DIRECTIONS FOR THIS TASK:
Look through the lines below and extract each one that contains "诈尸一个古早".
── RECORDS FOR THE EXERCISE
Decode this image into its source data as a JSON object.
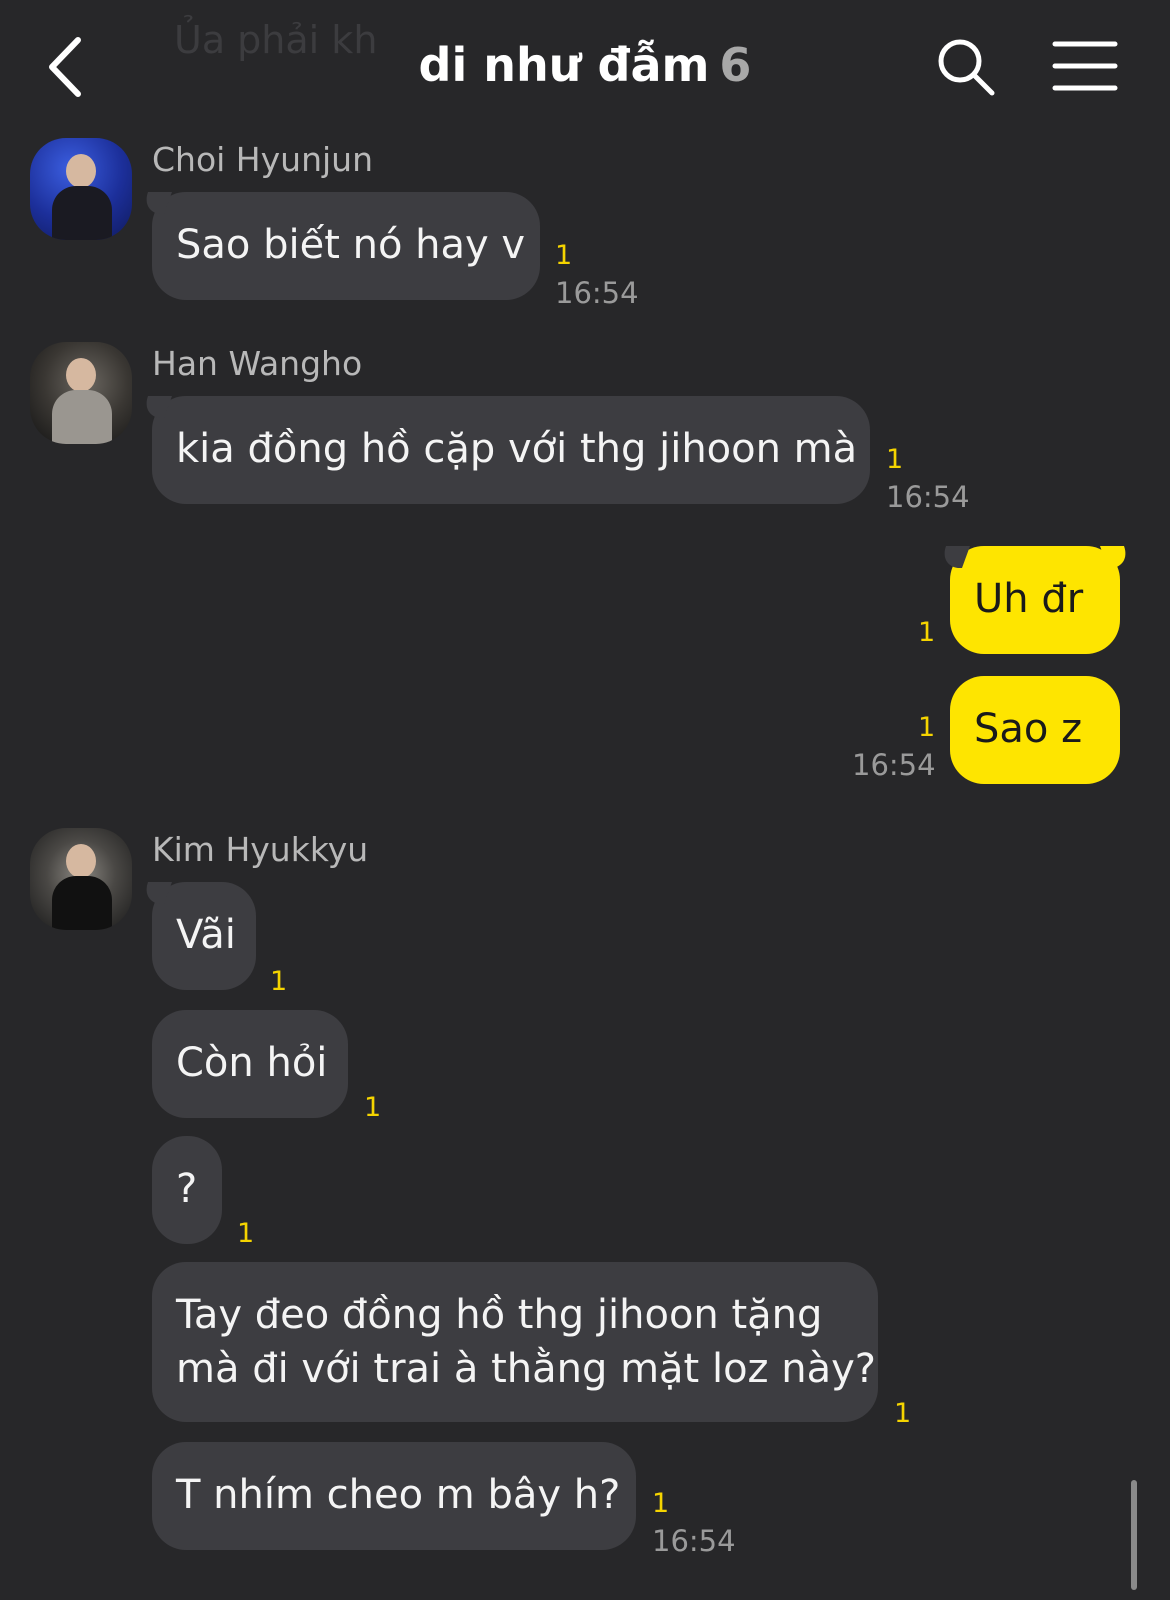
{
  "header": {
    "title": "di như đẫm",
    "member_count": "6",
    "ghost_text": "Ủa phải kh"
  },
  "icons": {
    "back": "chevron-left-icon",
    "search": "search-icon",
    "menu": "hamburger-menu-icon"
  },
  "colors": {
    "background": "#272729",
    "bubble_other": "#3d3d41",
    "bubble_me": "#fee500",
    "unread": "#f5d400"
  },
  "messages": {
    "m1": {
      "sender": "Choi Hyunjun",
      "text": "Sao biết nó hay v",
      "unread": "1",
      "time": "16:54"
    },
    "m2": {
      "sender": "Han Wangho",
      "text": "kia đồng hồ cặp với thg jihoon mà",
      "unread": "1",
      "time": "16:54"
    },
    "m3": {
      "text": "Uh đr",
      "unread": "1"
    },
    "m4": {
      "text": "Sao z",
      "unread": "1",
      "time": "16:54"
    },
    "m5": {
      "sender": "Kim Hyukkyu",
      "text": "Vãi",
      "unread": "1"
    },
    "m6": {
      "text": "Còn hỏi",
      "unread": "1"
    },
    "m7": {
      "text": "?",
      "unread": "1"
    },
    "m8": {
      "line1": "Tay đeo đồng hồ thg jihoon tặng",
      "line2": "mà đi với trai à thằng mặt loz này?",
      "unread": "1"
    },
    "m9": {
      "text": "T nhím cheo m bây h?",
      "unread": "1",
      "time": "16:54"
    }
  }
}
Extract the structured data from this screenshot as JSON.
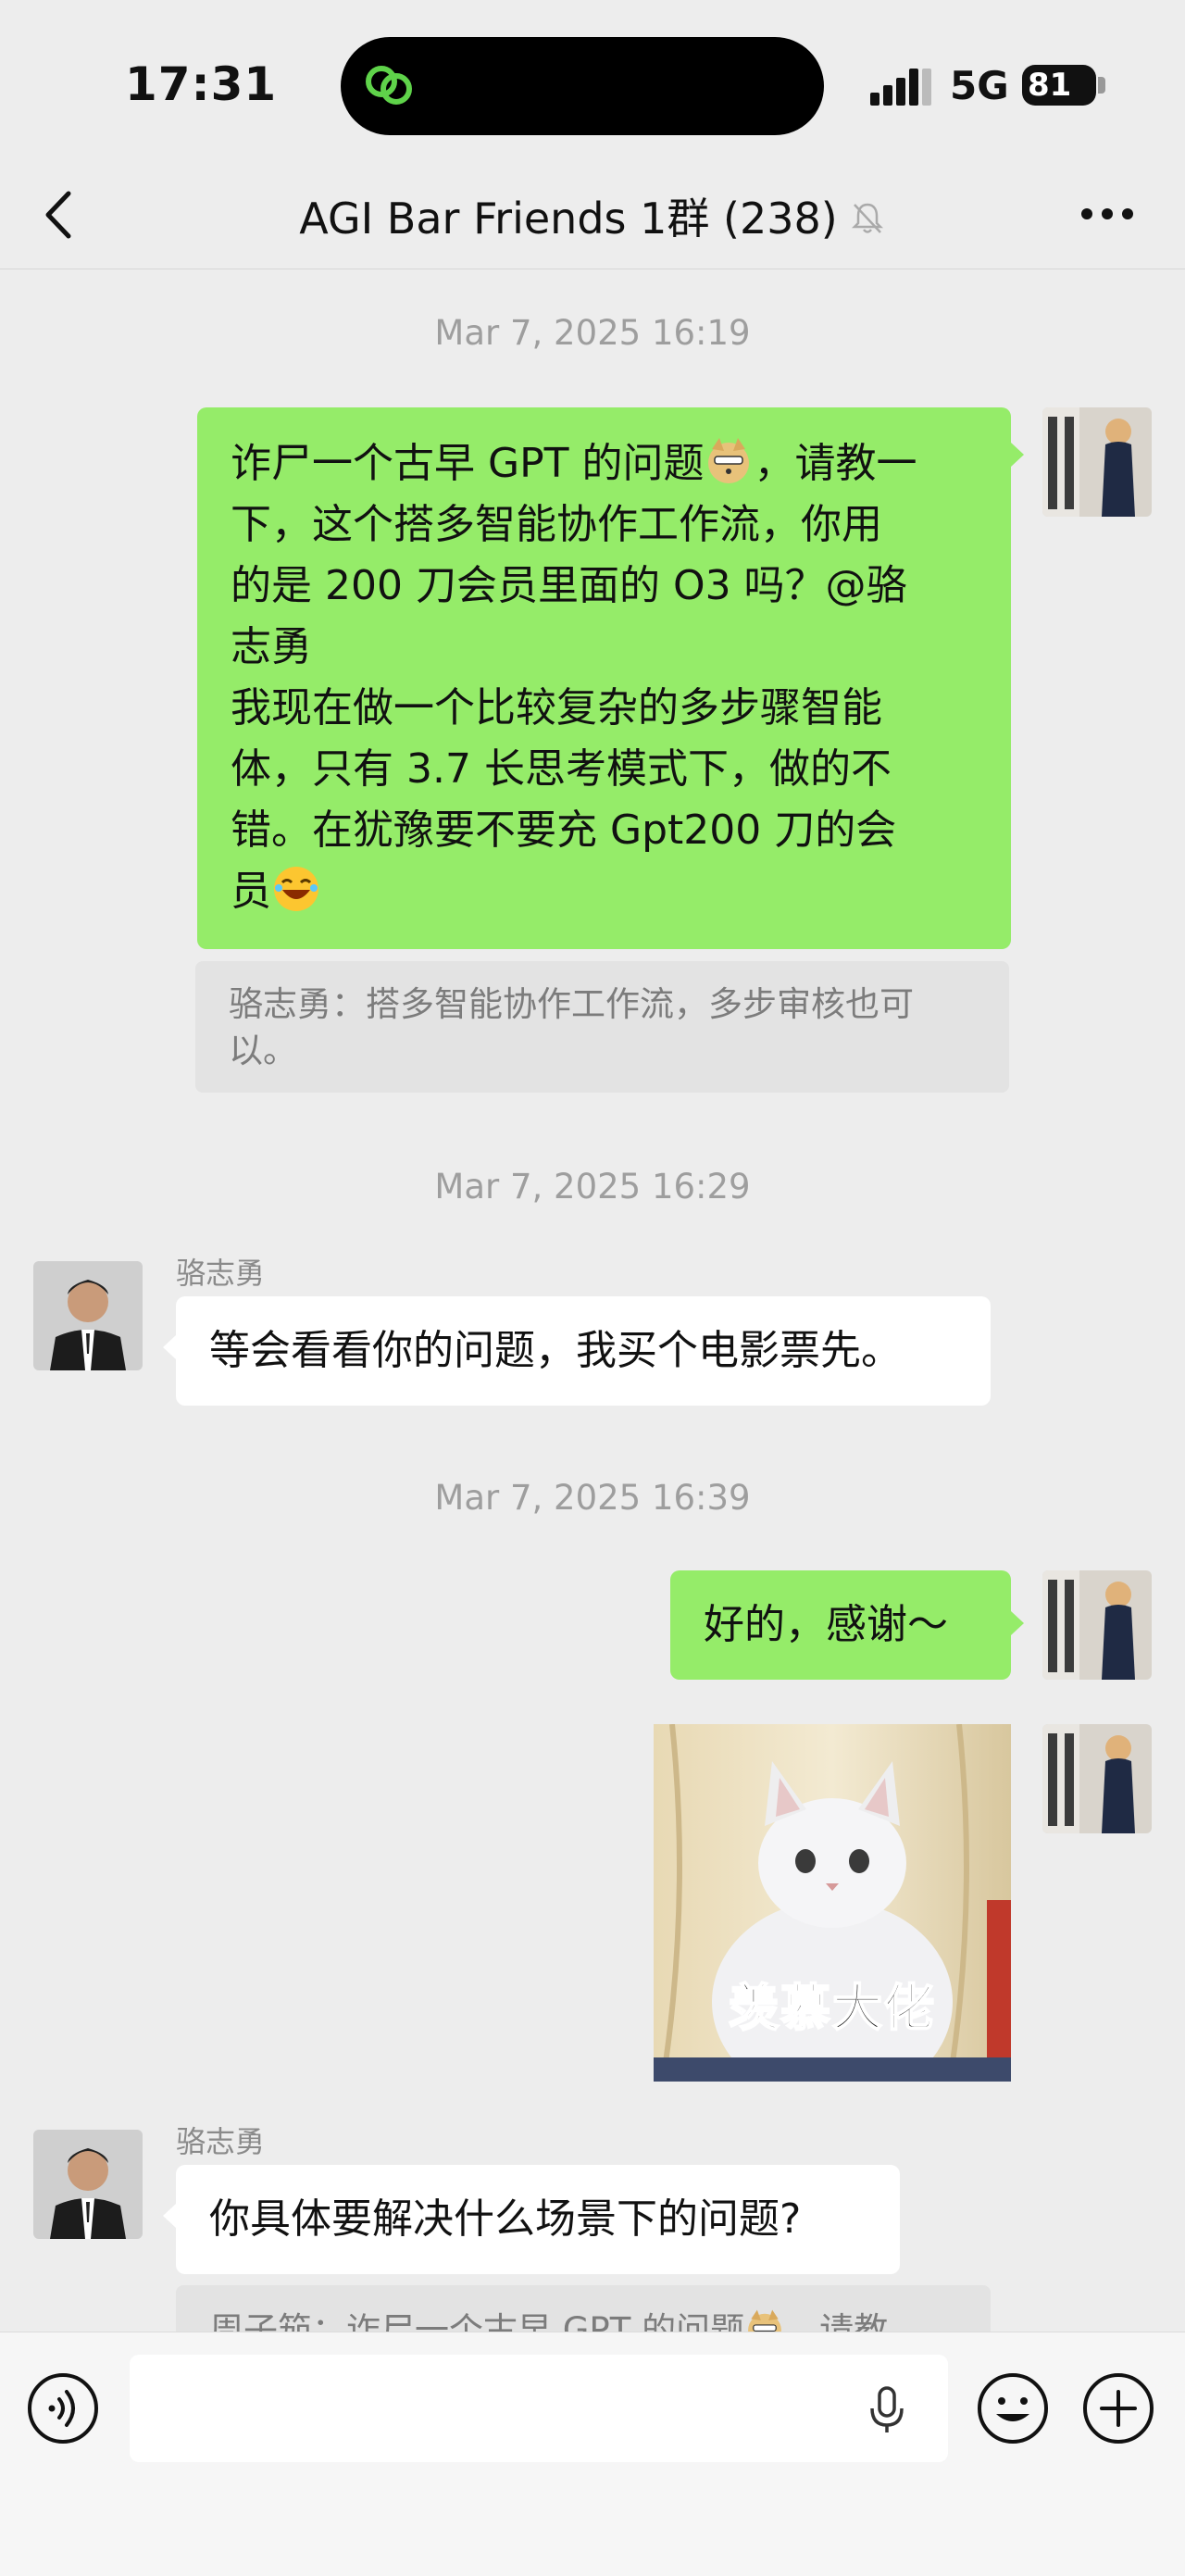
{
  "status_bar": {
    "time": "17:31",
    "network": "5G",
    "battery": "81"
  },
  "nav": {
    "title": "AGI Bar Friends 1群 (238)"
  },
  "icons": {
    "back": "chevron-left-icon",
    "mute": "bell-muted-icon",
    "more": "more-dots-icon",
    "voice": "voice-input-icon",
    "mic": "microphone-icon",
    "emoji": "emoji-face-icon",
    "add": "plus-circle-icon"
  },
  "messages": {
    "ts1": "Mar 7, 2025 16:19",
    "m1": {
      "line1": "诈尸一个古早 GPT 的问题",
      "line1b": "，请教一",
      "line2": "下，这个搭多智能协作工作流，你用",
      "line3": "的是 200 刀会员里面的 O3 吗？@骆",
      "line4": "志勇",
      "line5": "我现在做一个比较复杂的多步骤智能",
      "line6": "体，只有 3.7 长思考模式下，做的不",
      "line7": "错。在犹豫要不要充 Gpt200 刀的会",
      "line8": "员"
    },
    "m1_quote": {
      "line1": "骆志勇：搭多智能协作工作流，多步审核也可",
      "line2": "以。"
    },
    "ts2": "Mar 7, 2025 16:29",
    "m2": {
      "sender": "骆志勇",
      "text": "等会看看你的问题，我买个电影票先。"
    },
    "ts3": "Mar 7, 2025 16:39",
    "m3": {
      "text": "好的，感谢～"
    },
    "m4": {
      "sticker_text": "羡慕大佬"
    },
    "m5": {
      "sender": "骆志勇",
      "text": "你具体要解决什么场景下的问题?"
    },
    "m5_quote": {
      "text": "周子笳：诈尸一个古早 GPT 的问题",
      "text_b": "，请教"
    }
  },
  "colors": {
    "my_bubble": "#95ec69",
    "other_bubble": "#ffffff",
    "background": "#ededed"
  }
}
────
COMPLETE OUTPUT:
      "line1": "诈尸一个古早 GPT 的问题",
      "text": "周子笳：诈尸一个古早 GPT 的问题",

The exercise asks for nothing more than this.